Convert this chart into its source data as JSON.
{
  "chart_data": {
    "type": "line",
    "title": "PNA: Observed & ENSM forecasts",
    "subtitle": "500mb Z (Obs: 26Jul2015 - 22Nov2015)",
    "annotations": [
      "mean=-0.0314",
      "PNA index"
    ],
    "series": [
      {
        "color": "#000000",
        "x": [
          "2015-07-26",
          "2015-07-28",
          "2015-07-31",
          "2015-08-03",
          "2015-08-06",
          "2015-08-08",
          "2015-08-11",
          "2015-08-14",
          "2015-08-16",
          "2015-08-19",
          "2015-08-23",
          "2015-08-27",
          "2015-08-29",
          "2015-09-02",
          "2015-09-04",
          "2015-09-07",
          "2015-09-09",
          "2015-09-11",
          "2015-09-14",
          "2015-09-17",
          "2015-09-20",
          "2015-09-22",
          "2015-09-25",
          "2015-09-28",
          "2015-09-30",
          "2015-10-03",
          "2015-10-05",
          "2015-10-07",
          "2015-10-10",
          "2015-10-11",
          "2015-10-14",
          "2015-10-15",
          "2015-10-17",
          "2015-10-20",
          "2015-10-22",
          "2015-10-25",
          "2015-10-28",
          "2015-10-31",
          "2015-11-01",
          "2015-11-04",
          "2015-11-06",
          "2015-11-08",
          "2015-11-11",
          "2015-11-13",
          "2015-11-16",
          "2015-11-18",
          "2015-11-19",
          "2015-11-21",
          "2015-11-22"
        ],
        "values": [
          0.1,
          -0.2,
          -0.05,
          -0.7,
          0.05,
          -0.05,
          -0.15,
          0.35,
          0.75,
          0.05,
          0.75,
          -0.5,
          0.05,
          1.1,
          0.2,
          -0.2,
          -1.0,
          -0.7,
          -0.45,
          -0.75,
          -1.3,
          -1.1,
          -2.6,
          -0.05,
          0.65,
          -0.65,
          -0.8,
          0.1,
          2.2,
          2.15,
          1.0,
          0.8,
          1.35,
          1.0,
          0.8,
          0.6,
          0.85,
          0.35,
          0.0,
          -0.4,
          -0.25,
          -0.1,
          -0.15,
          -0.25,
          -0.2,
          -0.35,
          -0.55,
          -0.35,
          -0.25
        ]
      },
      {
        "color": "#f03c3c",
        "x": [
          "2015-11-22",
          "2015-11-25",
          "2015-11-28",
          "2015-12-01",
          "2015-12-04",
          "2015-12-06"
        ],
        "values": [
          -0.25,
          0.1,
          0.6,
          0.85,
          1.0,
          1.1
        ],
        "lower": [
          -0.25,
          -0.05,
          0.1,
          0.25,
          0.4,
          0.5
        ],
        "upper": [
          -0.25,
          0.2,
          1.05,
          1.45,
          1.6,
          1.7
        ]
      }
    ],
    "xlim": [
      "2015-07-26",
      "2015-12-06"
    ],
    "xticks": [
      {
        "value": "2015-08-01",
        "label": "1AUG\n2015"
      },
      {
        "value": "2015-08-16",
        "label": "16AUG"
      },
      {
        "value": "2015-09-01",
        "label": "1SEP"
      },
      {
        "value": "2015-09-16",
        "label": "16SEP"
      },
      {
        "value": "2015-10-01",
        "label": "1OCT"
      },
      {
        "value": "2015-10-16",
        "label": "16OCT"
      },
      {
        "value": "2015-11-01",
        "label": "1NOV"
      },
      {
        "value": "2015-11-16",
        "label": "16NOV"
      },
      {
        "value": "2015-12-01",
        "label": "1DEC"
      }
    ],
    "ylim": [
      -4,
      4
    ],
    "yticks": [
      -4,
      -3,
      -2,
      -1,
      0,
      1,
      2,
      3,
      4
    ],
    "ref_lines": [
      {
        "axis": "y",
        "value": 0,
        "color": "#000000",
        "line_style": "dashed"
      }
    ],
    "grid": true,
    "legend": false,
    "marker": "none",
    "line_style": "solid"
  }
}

####

**Exercise instructions:**
Extract the whole listing, character for character.

**The answer:**
Convert this chart into its source data as JSON.
{
  "chart_data": {
    "type": "line",
    "title": "PNA: Observed & ENSM forecasts",
    "subtitle": "500mb Z (Obs: 26Jul2015 - 22Nov2015)",
    "annotations": [
      "mean=-0.0314",
      "PNA index"
    ],
    "series": [
      {
        "color": "#000000",
        "x": [
          "2015-07-26",
          "2015-07-28",
          "2015-07-31",
          "2015-08-03",
          "2015-08-06",
          "2015-08-08",
          "2015-08-11",
          "2015-08-14",
          "2015-08-16",
          "2015-08-19",
          "2015-08-23",
          "2015-08-27",
          "2015-08-29",
          "2015-09-02",
          "2015-09-04",
          "2015-09-07",
          "2015-09-09",
          "2015-09-11",
          "2015-09-14",
          "2015-09-17",
          "2015-09-20",
          "2015-09-22",
          "2015-09-25",
          "2015-09-28",
          "2015-09-30",
          "2015-10-03",
          "2015-10-05",
          "2015-10-07",
          "2015-10-10",
          "2015-10-11",
          "2015-10-14",
          "2015-10-15",
          "2015-10-17",
          "2015-10-20",
          "2015-10-22",
          "2015-10-25",
          "2015-10-28",
          "2015-10-31",
          "2015-11-01",
          "2015-11-04",
          "2015-11-06",
          "2015-11-08",
          "2015-11-11",
          "2015-11-13",
          "2015-11-16",
          "2015-11-18",
          "2015-11-19",
          "2015-11-21",
          "2015-11-22"
        ],
        "values": [
          0.1,
          -0.2,
          -0.05,
          -0.7,
          0.05,
          -0.05,
          -0.15,
          0.35,
          0.75,
          0.05,
          0.75,
          -0.5,
          0.05,
          1.1,
          0.2,
          -0.2,
          -1.0,
          -0.7,
          -0.45,
          -0.75,
          -1.3,
          -1.1,
          -2.6,
          -0.05,
          0.65,
          -0.65,
          -0.8,
          0.1,
          2.2,
          2.15,
          1.0,
          0.8,
          1.35,
          1.0,
          0.8,
          0.6,
          0.85,
          0.35,
          0.0,
          -0.4,
          -0.25,
          -0.1,
          -0.15,
          -0.25,
          -0.2,
          -0.35,
          -0.55,
          -0.35,
          -0.25
        ]
      },
      {
        "color": "#f03c3c",
        "x": [
          "2015-11-22",
          "2015-11-25",
          "2015-11-28",
          "2015-12-01",
          "2015-12-04",
          "2015-12-06"
        ],
        "values": [
          -0.25,
          0.1,
          0.6,
          0.85,
          1.0,
          1.1
        ],
        "lower": [
          -0.25,
          -0.05,
          0.1,
          0.25,
          0.4,
          0.5
        ],
        "upper": [
          -0.25,
          0.2,
          1.05,
          1.45,
          1.6,
          1.7
        ]
      }
    ],
    "xlim": [
      "2015-07-26",
      "2015-12-06"
    ],
    "xticks": [
      {
        "value": "2015-08-01",
        "label": "1AUG\n2015"
      },
      {
        "value": "2015-08-16",
        "label": "16AUG"
      },
      {
        "value": "2015-09-01",
        "label": "1SEP"
      },
      {
        "value": "2015-09-16",
        "label": "16SEP"
      },
      {
        "value": "2015-10-01",
        "label": "1OCT"
      },
      {
        "value": "2015-10-16",
        "label": "16OCT"
      },
      {
        "value": "2015-11-01",
        "label": "1NOV"
      },
      {
        "value": "2015-11-16",
        "label": "16NOV"
      },
      {
        "value": "2015-12-01",
        "label": "1DEC"
      }
    ],
    "ylim": [
      -4,
      4
    ],
    "yticks": [
      -4,
      -3,
      -2,
      -1,
      0,
      1,
      2,
      3,
      4
    ],
    "ref_lines": [
      {
        "axis": "y",
        "value": 0,
        "color": "#000000",
        "line_style": "dashed"
      }
    ],
    "grid": true,
    "legend": false,
    "marker": "none",
    "line_style": "solid"
  }
}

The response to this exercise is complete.